▸ **Directions for this task**:
Output, word for word, every line from the line with "Parse this screenshot: output" through the final line of the data below.

▸ **Supplied data**:
__________________________________________________

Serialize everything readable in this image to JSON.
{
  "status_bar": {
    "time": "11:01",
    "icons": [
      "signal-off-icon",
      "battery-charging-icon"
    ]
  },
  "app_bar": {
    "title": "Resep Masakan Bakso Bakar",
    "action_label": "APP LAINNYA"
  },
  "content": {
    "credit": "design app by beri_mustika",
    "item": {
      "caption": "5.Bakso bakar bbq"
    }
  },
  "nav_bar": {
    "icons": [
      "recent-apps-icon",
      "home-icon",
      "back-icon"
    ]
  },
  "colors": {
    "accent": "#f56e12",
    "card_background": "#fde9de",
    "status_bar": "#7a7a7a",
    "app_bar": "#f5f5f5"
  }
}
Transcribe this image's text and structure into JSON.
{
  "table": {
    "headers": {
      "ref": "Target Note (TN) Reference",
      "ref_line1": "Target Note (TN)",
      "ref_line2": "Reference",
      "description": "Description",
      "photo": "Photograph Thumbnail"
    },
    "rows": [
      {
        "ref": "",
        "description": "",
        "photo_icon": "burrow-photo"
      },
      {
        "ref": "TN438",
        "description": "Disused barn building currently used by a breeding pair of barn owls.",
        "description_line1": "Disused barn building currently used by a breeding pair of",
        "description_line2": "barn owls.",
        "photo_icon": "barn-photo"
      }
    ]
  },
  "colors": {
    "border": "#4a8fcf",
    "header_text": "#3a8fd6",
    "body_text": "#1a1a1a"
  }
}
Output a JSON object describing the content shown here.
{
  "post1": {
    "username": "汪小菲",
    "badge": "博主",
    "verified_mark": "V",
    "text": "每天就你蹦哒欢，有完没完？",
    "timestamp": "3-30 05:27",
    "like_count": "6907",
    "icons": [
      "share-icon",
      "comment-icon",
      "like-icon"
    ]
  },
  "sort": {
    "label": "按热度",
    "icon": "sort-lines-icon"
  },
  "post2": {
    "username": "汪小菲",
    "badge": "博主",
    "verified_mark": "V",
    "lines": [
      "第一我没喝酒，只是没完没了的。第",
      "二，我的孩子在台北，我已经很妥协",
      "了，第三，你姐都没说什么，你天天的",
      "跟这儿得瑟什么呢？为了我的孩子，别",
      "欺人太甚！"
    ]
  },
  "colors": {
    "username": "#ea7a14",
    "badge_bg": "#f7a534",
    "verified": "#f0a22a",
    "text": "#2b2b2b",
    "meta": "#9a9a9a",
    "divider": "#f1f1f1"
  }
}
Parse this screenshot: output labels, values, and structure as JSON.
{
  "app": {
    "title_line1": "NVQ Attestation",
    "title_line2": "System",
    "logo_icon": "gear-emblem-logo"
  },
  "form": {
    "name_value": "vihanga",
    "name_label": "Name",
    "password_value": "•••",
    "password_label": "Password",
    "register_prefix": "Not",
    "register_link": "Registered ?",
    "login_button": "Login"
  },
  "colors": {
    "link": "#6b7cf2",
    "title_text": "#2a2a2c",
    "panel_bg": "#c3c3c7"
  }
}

__________________________________________________

▸ **Full response**:
Parse this screenshot: output labels, values, and structure as JSON.
{
  "app": {
    "title_line1": "NVQ Attestation",
    "title_line2": "System",
    "logo_icon": "gear-emblem-logo"
  },
  "form": {
    "name_value": "vihanga",
    "name_label": "Name",
    "password_value": "•••",
    "password_label": "Password",
    "register_prefix": "Not",
    "register_link": "Registered ?",
    "login_button": "Login"
  },
  "colors": {
    "link": "#6b7cf2",
    "title_text": "#2a2a2c",
    "panel_bg": "#c3c3c7"
  }
}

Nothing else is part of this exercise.